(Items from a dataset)
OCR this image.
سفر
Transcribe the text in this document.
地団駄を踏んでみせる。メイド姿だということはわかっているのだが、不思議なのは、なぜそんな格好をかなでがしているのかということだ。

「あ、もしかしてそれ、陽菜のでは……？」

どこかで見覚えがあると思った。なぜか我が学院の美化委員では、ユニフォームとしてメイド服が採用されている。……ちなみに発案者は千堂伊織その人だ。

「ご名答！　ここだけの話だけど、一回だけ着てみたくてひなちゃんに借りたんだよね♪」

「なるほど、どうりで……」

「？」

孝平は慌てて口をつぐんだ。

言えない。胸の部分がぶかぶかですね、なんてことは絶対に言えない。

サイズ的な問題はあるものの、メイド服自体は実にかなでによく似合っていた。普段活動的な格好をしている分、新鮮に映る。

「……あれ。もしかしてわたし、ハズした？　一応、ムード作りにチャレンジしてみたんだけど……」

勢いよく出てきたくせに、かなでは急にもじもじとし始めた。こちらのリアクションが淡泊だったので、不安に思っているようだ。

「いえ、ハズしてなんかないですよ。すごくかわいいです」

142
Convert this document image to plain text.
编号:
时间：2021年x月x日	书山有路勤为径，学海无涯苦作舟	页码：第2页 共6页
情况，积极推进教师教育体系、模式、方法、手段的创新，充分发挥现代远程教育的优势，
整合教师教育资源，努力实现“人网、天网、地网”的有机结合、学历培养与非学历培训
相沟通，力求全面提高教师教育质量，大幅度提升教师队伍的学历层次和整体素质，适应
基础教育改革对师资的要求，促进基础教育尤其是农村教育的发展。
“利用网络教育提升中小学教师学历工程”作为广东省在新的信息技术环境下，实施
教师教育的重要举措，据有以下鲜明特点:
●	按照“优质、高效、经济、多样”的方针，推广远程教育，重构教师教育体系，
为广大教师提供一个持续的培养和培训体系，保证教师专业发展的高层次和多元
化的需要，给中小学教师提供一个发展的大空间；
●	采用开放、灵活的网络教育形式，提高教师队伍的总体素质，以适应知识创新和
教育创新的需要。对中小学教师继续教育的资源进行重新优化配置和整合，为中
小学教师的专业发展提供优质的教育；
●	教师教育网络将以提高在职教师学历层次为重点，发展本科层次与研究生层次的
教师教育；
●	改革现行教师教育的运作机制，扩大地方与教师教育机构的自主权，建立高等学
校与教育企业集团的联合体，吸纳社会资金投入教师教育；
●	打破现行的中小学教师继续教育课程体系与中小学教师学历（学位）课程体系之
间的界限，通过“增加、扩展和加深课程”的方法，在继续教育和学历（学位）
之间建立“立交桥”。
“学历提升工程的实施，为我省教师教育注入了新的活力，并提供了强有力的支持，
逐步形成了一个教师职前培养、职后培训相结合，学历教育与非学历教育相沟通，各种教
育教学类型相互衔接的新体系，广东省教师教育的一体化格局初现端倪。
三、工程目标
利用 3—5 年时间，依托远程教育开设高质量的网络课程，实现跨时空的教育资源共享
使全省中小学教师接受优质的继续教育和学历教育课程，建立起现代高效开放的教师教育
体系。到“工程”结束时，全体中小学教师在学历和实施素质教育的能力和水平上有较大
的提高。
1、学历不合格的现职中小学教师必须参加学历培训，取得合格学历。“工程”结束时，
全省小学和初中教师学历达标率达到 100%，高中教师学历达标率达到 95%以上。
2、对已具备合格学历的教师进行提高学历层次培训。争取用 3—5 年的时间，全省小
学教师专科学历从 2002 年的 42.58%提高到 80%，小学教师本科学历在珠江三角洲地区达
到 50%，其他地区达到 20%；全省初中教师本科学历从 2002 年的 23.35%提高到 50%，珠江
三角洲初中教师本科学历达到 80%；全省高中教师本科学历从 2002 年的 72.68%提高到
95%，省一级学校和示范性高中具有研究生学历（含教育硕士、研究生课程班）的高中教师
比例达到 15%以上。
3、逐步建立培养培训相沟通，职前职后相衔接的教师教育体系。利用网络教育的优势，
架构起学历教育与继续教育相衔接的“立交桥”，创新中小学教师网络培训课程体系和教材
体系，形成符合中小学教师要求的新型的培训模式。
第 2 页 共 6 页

* Instruction:
Using the listing above, locate the lines that hold "image" and copy each one.

* Answer to the exercise:
OCR this image.
Convert this document image to plain text.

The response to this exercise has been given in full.